:: TASK REQUIREMENTS ::
Retype every entry word for word.

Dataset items
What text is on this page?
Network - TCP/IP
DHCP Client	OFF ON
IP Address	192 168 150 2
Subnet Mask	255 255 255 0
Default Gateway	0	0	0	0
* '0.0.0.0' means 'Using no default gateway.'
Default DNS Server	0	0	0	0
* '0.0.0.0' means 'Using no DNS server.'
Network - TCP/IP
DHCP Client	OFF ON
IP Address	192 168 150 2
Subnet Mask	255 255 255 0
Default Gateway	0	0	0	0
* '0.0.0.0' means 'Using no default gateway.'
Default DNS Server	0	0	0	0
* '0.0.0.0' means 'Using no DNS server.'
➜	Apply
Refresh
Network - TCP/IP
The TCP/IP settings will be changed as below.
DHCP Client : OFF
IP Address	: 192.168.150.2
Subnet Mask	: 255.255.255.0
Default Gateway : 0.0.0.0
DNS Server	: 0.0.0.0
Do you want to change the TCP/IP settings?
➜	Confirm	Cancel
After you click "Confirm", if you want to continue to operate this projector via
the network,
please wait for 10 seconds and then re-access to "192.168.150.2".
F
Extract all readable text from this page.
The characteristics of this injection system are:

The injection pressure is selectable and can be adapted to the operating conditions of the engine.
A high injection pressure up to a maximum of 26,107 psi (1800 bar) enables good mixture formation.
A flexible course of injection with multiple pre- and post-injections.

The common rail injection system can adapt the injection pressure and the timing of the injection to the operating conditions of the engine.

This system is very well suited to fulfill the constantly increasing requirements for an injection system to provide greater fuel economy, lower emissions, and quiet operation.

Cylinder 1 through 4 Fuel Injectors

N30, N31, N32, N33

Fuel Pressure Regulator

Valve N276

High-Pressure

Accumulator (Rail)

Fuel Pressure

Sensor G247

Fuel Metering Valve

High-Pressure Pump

:: EXERCISE OUTPUT ::
What text is on this page?
Network - TCP/IP
DHCP Client	OFF ON
IP Address	192 168 150 2
Subnet Mask	255 255 255 0
Default Gateway	0	0	0	0
* '0.0.0.0' means 'Using no default gateway.'
Default DNS Server	0	0	0	0
* '0.0.0.0' means 'Using no DNS server.'
Network - TCP/IP
DHCP Client	OFF ON
IP Address	192 168 150 2
Subnet Mask	255 255 255 0
Default Gateway	0	0	0	0
* '0.0.0.0' means 'Using no default gateway.'
Default DNS Server	0	0	0	0
* '0.0.0.0' means 'Using no DNS server.'
➜	Apply
Refresh
Network - TCP/IP
The TCP/IP settings will be changed as below.
DHCP Client : OFF
IP Address	: 192.168.150.2
Subnet Mask	: 255.255.255.0
Default Gateway : 0.0.0.0
DNS Server	: 0.0.0.0
Do you want to change the TCP/IP settings?
➜	Confirm	Cancel
After you click "Confirm", if you want to continue to operate this projector via
the network,
please wait for 10 seconds and then re-access to "192.168.150.2".
F
Extract all readable text from this page.
The characteristics of this injection system are:

The injection pressure is selectable and can be adapted to the operating conditions of the engine.
A high injection pressure up to a maximum of 26,107 psi (1800 bar) enables good mixture formation.
A flexible course of injection with multiple pre- and post-injections.

The common rail injection system can adapt the injection pressure and the timing of the injection to the operating conditions of the engine.

This system is very well suited to fulfill the constantly increasing requirements for an injection system to provide greater fuel economy, lower emissions, and quiet operation.

Cylinder 1 through 4 Fuel Injectors

N30, N31, N32, N33

Fuel Pressure Regulator

Valve N276

High-Pressure

Accumulator (Rail)

Fuel Pressure

Sensor G247

Fuel Metering Valve

High-Pressure Pump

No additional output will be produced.